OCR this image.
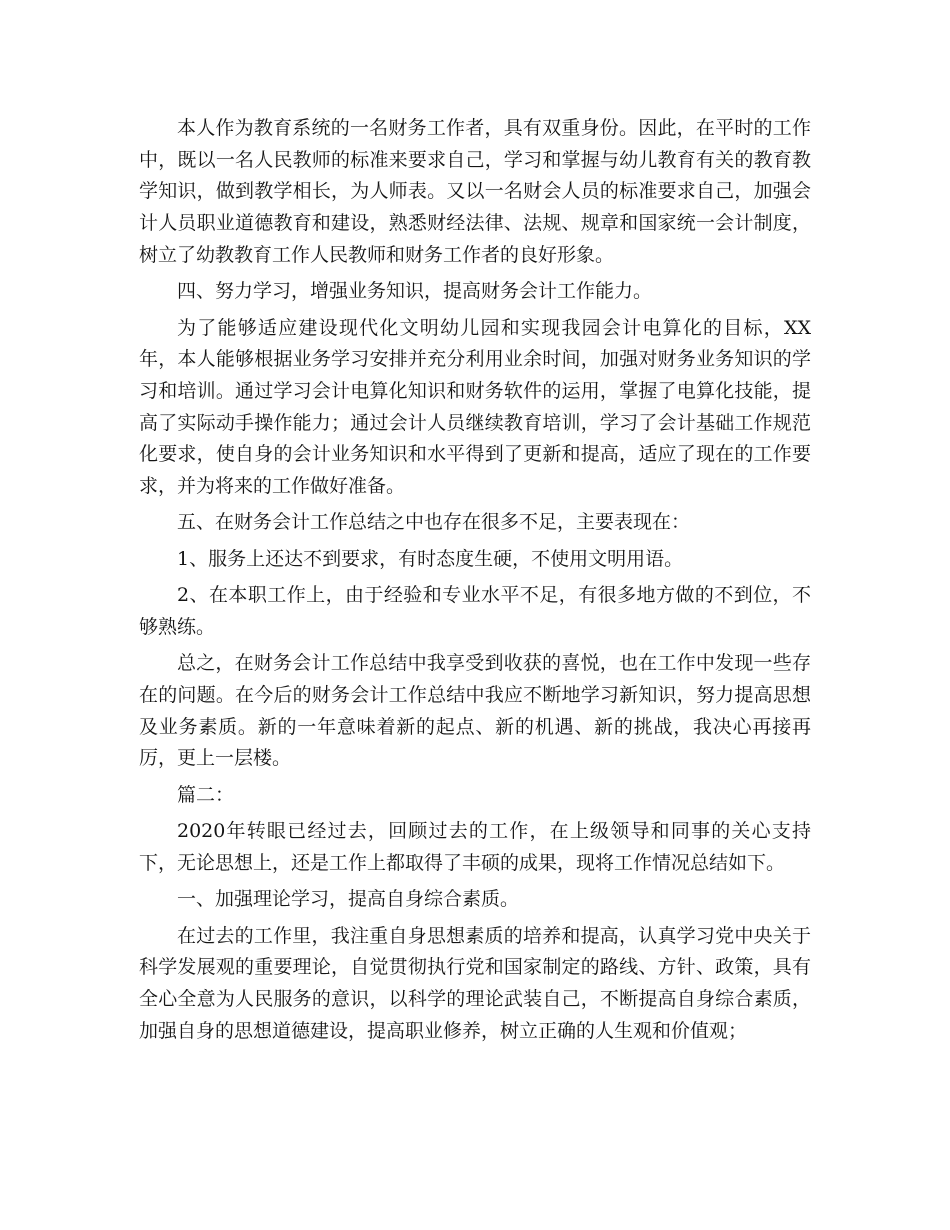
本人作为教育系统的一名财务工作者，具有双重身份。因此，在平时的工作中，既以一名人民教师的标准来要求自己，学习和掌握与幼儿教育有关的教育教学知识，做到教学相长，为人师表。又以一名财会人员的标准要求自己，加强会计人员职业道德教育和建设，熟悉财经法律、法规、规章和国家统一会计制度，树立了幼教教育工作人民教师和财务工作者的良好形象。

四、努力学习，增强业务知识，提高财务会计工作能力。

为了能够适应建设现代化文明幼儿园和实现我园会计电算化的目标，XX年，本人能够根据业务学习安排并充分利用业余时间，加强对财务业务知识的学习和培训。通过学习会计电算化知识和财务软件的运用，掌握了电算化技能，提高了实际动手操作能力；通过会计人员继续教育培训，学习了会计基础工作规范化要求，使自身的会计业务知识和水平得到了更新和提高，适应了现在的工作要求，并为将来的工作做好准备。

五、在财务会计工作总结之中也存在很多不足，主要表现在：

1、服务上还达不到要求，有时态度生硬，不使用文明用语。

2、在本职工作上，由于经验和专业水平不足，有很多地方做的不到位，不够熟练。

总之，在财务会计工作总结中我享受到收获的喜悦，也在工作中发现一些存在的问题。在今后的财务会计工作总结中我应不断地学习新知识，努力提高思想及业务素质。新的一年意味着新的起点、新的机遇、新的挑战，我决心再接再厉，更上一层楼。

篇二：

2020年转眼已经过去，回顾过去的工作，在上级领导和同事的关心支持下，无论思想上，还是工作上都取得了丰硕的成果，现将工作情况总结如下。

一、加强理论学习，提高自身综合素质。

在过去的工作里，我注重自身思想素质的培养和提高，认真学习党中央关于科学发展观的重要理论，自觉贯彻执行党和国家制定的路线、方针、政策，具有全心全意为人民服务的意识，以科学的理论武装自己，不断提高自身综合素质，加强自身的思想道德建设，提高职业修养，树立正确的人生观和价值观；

◇ ◇ ◇ ◇ ◇

Set problem -
Reproduce the data above in full, exactly as it is, with the pictures left out.

Result for this task -
OCR this image.
本人作为教育系统的一名财务工作者，具有双重身份。因此，在平时的工作中，既以一名人民教师的标准来要求自己，学习和掌握与幼儿教育有关的教育教学知识，做到教学相长，为人师表。又以一名财会人员的标准要求自己，加强会计人员职业道德教育和建设，熟悉财经法律、法规、规章和国家统一会计制度，树立了幼教教育工作人民教师和财务工作者的良好形象。

四、努力学习，增强业务知识，提高财务会计工作能力。

为了能够适应建设现代化文明幼儿园和实现我园会计电算化的目标，XX年，本人能够根据业务学习安排并充分利用业余时间，加强对财务业务知识的学习和培训。通过学习会计电算化知识和财务软件的运用，掌握了电算化技能，提高了实际动手操作能力；通过会计人员继续教育培训，学习了会计基础工作规范化要求，使自身的会计业务知识和水平得到了更新和提高，适应了现在的工作要求，并为将来的工作做好准备。

五、在财务会计工作总结之中也存在很多不足，主要表现在：

1、服务上还达不到要求，有时态度生硬，不使用文明用语。

2、在本职工作上，由于经验和专业水平不足，有很多地方做的不到位，不够熟练。

总之，在财务会计工作总结中我享受到收获的喜悦，也在工作中发现一些存在的问题。在今后的财务会计工作总结中我应不断地学习新知识，努力提高思想及业务素质。新的一年意味着新的起点、新的机遇、新的挑战，我决心再接再厉，更上一层楼。

篇二：

2020年转眼已经过去，回顾过去的工作，在上级领导和同事的关心支持下，无论思想上，还是工作上都取得了丰硕的成果，现将工作情况总结如下。

一、加强理论学习，提高自身综合素质。

在过去的工作里，我注重自身思想素质的培养和提高，认真学习党中央关于科学发展观的重要理论，自觉贯彻执行党和国家制定的路线、方针、政策，具有全心全意为人民服务的意识，以科学的理论武装自己，不断提高自身综合素质，加强自身的思想道德建设，提高职业修养，树立正确的人生观和价值观；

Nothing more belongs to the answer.